## Data excerpts

▼

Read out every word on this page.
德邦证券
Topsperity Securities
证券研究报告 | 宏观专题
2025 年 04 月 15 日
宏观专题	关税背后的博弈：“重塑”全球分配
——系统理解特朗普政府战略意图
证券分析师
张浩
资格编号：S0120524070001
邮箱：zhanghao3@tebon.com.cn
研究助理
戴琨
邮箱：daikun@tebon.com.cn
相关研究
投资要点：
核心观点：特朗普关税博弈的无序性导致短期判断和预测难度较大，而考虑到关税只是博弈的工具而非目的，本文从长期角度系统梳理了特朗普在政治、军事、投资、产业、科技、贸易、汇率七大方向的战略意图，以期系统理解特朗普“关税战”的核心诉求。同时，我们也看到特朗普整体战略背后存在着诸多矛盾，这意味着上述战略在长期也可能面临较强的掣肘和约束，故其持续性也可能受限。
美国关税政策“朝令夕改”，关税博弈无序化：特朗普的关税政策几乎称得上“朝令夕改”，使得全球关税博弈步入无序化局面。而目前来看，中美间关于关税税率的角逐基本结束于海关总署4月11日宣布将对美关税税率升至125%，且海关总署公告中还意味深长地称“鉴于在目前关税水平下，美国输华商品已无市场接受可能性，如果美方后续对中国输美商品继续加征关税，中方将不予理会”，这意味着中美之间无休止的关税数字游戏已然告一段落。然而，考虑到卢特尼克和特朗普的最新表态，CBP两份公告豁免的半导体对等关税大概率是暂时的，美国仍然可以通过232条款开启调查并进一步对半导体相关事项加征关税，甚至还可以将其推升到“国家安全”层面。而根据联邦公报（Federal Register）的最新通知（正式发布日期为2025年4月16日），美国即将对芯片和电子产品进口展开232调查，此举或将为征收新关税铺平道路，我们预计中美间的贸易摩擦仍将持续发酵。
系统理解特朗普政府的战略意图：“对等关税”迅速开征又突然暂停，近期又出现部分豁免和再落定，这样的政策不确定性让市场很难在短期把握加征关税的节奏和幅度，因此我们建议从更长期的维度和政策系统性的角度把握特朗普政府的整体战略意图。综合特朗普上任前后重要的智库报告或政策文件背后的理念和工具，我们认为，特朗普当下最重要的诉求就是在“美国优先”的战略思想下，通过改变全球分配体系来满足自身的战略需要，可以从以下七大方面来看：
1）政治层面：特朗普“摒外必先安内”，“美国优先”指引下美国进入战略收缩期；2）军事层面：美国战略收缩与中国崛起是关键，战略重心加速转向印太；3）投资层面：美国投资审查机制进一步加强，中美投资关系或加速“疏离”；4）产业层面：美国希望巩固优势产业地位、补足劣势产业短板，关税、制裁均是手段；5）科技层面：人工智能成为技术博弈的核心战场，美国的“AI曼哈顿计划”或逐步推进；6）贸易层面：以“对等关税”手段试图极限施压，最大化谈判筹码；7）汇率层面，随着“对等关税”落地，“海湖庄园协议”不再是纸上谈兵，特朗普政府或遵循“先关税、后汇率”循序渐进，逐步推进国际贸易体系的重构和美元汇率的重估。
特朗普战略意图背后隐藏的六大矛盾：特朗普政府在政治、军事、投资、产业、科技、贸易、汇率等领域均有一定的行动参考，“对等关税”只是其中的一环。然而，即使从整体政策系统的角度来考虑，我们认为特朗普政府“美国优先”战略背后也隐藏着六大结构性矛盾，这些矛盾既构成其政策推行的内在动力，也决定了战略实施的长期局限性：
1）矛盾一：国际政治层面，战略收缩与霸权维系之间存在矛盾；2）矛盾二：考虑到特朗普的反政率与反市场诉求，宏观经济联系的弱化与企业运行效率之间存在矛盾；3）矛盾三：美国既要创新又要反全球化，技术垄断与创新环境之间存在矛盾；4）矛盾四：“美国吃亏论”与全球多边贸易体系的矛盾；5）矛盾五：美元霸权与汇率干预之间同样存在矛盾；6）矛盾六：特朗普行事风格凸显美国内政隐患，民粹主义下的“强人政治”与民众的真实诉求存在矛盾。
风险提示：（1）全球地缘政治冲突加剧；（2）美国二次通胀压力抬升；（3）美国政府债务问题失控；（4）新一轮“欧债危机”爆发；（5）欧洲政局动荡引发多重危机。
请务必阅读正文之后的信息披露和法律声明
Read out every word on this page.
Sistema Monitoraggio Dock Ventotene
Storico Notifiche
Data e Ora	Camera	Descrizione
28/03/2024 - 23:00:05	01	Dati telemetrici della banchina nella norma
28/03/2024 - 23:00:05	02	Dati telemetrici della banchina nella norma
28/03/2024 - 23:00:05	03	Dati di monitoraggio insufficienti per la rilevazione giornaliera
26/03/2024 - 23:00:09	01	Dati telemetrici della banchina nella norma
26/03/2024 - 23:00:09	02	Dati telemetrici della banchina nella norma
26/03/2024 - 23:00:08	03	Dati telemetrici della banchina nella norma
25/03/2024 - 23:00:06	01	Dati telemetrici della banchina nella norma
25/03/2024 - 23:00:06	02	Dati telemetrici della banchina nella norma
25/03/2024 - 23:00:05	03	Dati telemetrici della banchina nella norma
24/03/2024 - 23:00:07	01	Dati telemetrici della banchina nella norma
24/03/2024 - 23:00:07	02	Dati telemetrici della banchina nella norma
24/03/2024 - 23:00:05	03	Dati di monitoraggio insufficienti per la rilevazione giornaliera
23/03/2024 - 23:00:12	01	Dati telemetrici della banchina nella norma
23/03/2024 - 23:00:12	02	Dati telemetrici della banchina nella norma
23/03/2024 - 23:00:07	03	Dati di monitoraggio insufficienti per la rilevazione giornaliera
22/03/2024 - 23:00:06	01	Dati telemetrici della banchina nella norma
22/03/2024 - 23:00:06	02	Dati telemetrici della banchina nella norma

▲

## GIVEN INSTRUCTION
Quote each line of the data above exactly as written.

## COMPLETE OUTPUT
Read out every word on this page.
德邦证券
Topsperity Securities
证券研究报告 | 宏观专题
2025 年 04 月 15 日
宏观专题	关税背后的博弈：“重塑”全球分配
——系统理解特朗普政府战略意图
证券分析师
张浩
资格编号：S0120524070001
邮箱：zhanghao3@tebon.com.cn
研究助理
戴琨
邮箱：daikun@tebon.com.cn
相关研究
投资要点：
核心观点：特朗普关税博弈的无序性导致短期判断和预测难度较大，而考虑到关税只是博弈的工具而非目的，本文从长期角度系统梳理了特朗普在政治、军事、投资、产业、科技、贸易、汇率七大方向的战略意图，以期系统理解特朗普“关税战”的核心诉求。同时，我们也看到特朗普整体战略背后存在着诸多矛盾，这意味着上述战略在长期也可能面临较强的掣肘和约束，故其持续性也可能受限。
美国关税政策“朝令夕改”，关税博弈无序化：特朗普的关税政策几乎称得上“朝令夕改”，使得全球关税博弈步入无序化局面。而目前来看，中美间关于关税税率的角逐基本结束于海关总署4月11日宣布将对美关税税率升至125%，且海关总署公告中还意味深长地称“鉴于在目前关税水平下，美国输华商品已无市场接受可能性，如果美方后续对中国输美商品继续加征关税，中方将不予理会”，这意味着中美之间无休止的关税数字游戏已然告一段落。然而，考虑到卢特尼克和特朗普的最新表态，CBP两份公告豁免的半导体对等关税大概率是暂时的，美国仍然可以通过232条款开启调查并进一步对半导体相关事项加征关税，甚至还可以将其推升到“国家安全”层面。而根据联邦公报（Federal Register）的最新通知（正式发布日期为2025年4月16日），美国即将对芯片和电子产品进口展开232调查，此举或将为征收新关税铺平道路，我们预计中美间的贸易摩擦仍将持续发酵。
系统理解特朗普政府的战略意图：“对等关税”迅速开征又突然暂停，近期又出现部分豁免和再落定，这样的政策不确定性让市场很难在短期把握加征关税的节奏和幅度，因此我们建议从更长期的维度和政策系统性的角度把握特朗普政府的整体战略意图。综合特朗普上任前后重要的智库报告或政策文件背后的理念和工具，我们认为，特朗普当下最重要的诉求就是在“美国优先”的战略思想下，通过改变全球分配体系来满足自身的战略需要，可以从以下七大方面来看：
1）政治层面：特朗普“摒外必先安内”，“美国优先”指引下美国进入战略收缩期；2）军事层面：美国战略收缩与中国崛起是关键，战略重心加速转向印太；3）投资层面：美国投资审查机制进一步加强，中美投资关系或加速“疏离”；4）产业层面：美国希望巩固优势产业地位、补足劣势产业短板，关税、制裁均是手段；5）科技层面：人工智能成为技术博弈的核心战场，美国的“AI曼哈顿计划”或逐步推进；6）贸易层面：以“对等关税”手段试图极限施压，最大化谈判筹码；7）汇率层面，随着“对等关税”落地，“海湖庄园协议”不再是纸上谈兵，特朗普政府或遵循“先关税、后汇率”循序渐进，逐步推进国际贸易体系的重构和美元汇率的重估。
特朗普战略意图背后隐藏的六大矛盾：特朗普政府在政治、军事、投资、产业、科技、贸易、汇率等领域均有一定的行动参考，“对等关税”只是其中的一环。然而，即使从整体政策系统的角度来考虑，我们认为特朗普政府“美国优先”战略背后也隐藏着六大结构性矛盾，这些矛盾既构成其政策推行的内在动力，也决定了战略实施的长期局限性：
1）矛盾一：国际政治层面，战略收缩与霸权维系之间存在矛盾；2）矛盾二：考虑到特朗普的反政率与反市场诉求，宏观经济联系的弱化与企业运行效率之间存在矛盾；3）矛盾三：美国既要创新又要反全球化，技术垄断与创新环境之间存在矛盾；4）矛盾四：“美国吃亏论”与全球多边贸易体系的矛盾；5）矛盾五：美元霸权与汇率干预之间同样存在矛盾；6）矛盾六：特朗普行事风格凸显美国内政隐患，民粹主义下的“强人政治”与民众的真实诉求存在矛盾。
风险提示：（1）全球地缘政治冲突加剧；（2）美国二次通胀压力抬升；（3）美国政府债务问题失控；（4）新一轮“欧债危机”爆发；（5）欧洲政局动荡引发多重危机。
请务必阅读正文之后的信息披露和法律声明
Read out every word on this page.
Sistema Monitoraggio Dock Ventotene
Storico Notifiche
Data e Ora	Camera	Descrizione
28/03/2024 - 23:00:05	01	Dati telemetrici della banchina nella norma
28/03/2024 - 23:00:05	02	Dati telemetrici della banchina nella norma
28/03/2024 - 23:00:05	03	Dati di monitoraggio insufficienti per la rilevazione giornaliera
26/03/2024 - 23:00:09	01	Dati telemetrici della banchina nella norma
26/03/2024 - 23:00:09	02	Dati telemetrici della banchina nella norma
26/03/2024 - 23:00:08	03	Dati telemetrici della banchina nella norma
25/03/2024 - 23:00:06	01	Dati telemetrici della banchina nella norma
25/03/2024 - 23:00:06	02	Dati telemetrici della banchina nella norma
25/03/2024 - 23:00:05	03	Dati telemetrici della banchina nella norma
24/03/2024 - 23:00:07	01	Dati telemetrici della banchina nella norma
24/03/2024 - 23:00:07	02	Dati telemetrici della banchina nella norma
24/03/2024 - 23:00:05	03	Dati di monitoraggio insufficienti per la rilevazione giornaliera
23/03/2024 - 23:00:12	01	Dati telemetrici della banchina nella norma
23/03/2024 - 23:00:12	02	Dati telemetrici della banchina nella norma
23/03/2024 - 23:00:07	03	Dati di monitoraggio insufficienti per la rilevazione giornaliera
22/03/2024 - 23:00:06	01	Dati telemetrici della banchina nella norma
22/03/2024 - 23:00:06	02	Dati telemetrici della banchina nella norma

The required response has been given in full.